▸ YOUR INSTRUCTIONS: Reproduce each of the lines word for word.

▸ DATA TO PROCESS:
_ _ _ _

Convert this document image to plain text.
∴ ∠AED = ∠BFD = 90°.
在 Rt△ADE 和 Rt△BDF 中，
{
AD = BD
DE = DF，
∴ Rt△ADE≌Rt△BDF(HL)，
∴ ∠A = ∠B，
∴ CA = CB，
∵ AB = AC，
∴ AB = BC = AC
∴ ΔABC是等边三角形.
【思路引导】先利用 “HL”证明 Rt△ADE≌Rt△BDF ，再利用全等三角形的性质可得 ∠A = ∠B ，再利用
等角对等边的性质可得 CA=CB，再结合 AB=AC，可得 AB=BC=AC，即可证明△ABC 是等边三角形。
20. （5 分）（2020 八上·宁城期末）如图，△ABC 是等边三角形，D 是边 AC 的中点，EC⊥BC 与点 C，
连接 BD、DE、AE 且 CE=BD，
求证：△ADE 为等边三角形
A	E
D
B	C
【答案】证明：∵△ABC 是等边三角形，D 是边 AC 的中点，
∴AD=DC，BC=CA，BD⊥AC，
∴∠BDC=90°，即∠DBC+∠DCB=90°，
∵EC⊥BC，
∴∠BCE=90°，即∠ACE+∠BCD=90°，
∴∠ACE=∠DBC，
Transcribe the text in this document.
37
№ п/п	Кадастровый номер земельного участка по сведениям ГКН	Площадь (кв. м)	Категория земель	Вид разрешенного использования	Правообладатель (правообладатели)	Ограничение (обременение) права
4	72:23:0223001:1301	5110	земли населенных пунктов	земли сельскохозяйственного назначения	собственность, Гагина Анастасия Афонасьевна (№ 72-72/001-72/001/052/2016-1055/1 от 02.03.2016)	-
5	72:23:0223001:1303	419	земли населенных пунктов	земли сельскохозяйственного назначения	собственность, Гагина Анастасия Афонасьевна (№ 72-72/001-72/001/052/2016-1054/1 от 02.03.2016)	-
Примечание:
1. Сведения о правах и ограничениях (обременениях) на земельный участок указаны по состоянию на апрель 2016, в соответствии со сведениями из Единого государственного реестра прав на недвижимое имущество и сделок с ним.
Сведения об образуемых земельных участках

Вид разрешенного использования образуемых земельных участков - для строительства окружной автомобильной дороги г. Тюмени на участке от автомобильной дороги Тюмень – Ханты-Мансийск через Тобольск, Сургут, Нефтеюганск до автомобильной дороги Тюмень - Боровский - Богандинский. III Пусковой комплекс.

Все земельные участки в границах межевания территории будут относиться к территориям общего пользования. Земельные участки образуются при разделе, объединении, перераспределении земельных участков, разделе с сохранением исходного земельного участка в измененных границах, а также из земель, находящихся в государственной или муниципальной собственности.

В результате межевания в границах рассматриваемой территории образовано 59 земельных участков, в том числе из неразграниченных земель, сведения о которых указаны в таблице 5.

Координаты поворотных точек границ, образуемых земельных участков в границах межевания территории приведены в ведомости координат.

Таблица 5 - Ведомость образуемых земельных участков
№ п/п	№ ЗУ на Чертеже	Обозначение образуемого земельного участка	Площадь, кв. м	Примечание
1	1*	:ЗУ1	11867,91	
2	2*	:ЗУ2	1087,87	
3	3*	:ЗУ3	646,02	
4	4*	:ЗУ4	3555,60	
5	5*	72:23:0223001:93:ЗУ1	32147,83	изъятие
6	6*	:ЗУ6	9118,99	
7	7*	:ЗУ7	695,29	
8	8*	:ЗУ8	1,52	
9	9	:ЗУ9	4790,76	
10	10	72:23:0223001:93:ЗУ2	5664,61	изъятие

_ _ _ _

▸ EXPECTED ANSWER:
Convert this document image to plain text.
∴ ∠AED = ∠BFD = 90°.
在 Rt△ADE 和 Rt△BDF 中，
{
AD = BD
DE = DF，
∴ Rt△ADE≌Rt△BDF(HL)，
∴ ∠A = ∠B，
∴ CA = CB，
∵ AB = AC，
∴ AB = BC = AC
∴ ΔABC是等边三角形.
【思路引导】先利用 “HL”证明 Rt△ADE≌Rt△BDF ，再利用全等三角形的性质可得 ∠A = ∠B ，再利用
等角对等边的性质可得 CA=CB，再结合 AB=AC，可得 AB=BC=AC，即可证明△ABC 是等边三角形。
20. （5 分）（2020 八上·宁城期末）如图，△ABC 是等边三角形，D 是边 AC 的中点，EC⊥BC 与点 C，
连接 BD、DE、AE 且 CE=BD，
求证：△ADE 为等边三角形
A	E
D
B	C
【答案】证明：∵△ABC 是等边三角形，D 是边 AC 的中点，
∴AD=DC，BC=CA，BD⊥AC，
∴∠BDC=90°，即∠DBC+∠DCB=90°，
∵EC⊥BC，
∴∠BCE=90°，即∠ACE+∠BCD=90°，
∴∠ACE=∠DBC，
Transcribe the text in this document.
37
№ п/п	Кадастровый номер земельного участка по сведениям ГКН	Площадь (кв. м)	Категория земель	Вид разрешенного использования	Правообладатель (правообладатели)	Ограничение (обременение) права
4	72:23:0223001:1301	5110	земли населенных пунктов	земли сельскохозяйственного назначения	собственность, Гагина Анастасия Афонасьевна (№ 72-72/001-72/001/052/2016-1055/1 от 02.03.2016)	-
5	72:23:0223001:1303	419	земли населенных пунктов	земли сельскохозяйственного назначения	собственность, Гагина Анастасия Афонасьевна (№ 72-72/001-72/001/052/2016-1054/1 от 02.03.2016)	-
Примечание:
1. Сведения о правах и ограничениях (обременениях) на земельный участок указаны по состоянию на апрель 2016, в соответствии со сведениями из Единого государственного реестра прав на недвижимое имущество и сделок с ним.
Сведения об образуемых земельных участках

Вид разрешенного использования образуемых земельных участков - для строительства окружной автомобильной дороги г. Тюмени на участке от автомобильной дороги Тюмень – Ханты-Мансийск через Тобольск, Сургут, Нефтеюганск до автомобильной дороги Тюмень - Боровский - Богандинский. III Пусковой комплекс.

Все земельные участки в границах межевания территории будут относиться к территориям общего пользования. Земельные участки образуются при разделе, объединении, перераспределении земельных участков, разделе с сохранением исходного земельного участка в измененных границах, а также из земель, находящихся в государственной или муниципальной собственности.

В результате межевания в границах рассматриваемой территории образовано 59 земельных участков, в том числе из неразграниченных земель, сведения о которых указаны в таблице 5.

Координаты поворотных точек границ, образуемых земельных участков в границах межевания территории приведены в ведомости координат.

Таблица 5 - Ведомость образуемых земельных участков
№ п/п	№ ЗУ на Чертеже	Обозначение образуемого земельного участка	Площадь, кв. м	Примечание
1	1*	:ЗУ1	11867,91	
2	2*	:ЗУ2	1087,87	
3	3*	:ЗУ3	646,02	
4	4*	:ЗУ4	3555,60	
5	5*	72:23:0223001:93:ЗУ1	32147,83	изъятие
6	6*	:ЗУ6	9118,99	
7	7*	:ЗУ7	695,29	
8	8*	:ЗУ8	1,52	
9	9	:ЗУ9	4790,76	
10	10	72:23:0223001:93:ЗУ2	5664,61	изъятие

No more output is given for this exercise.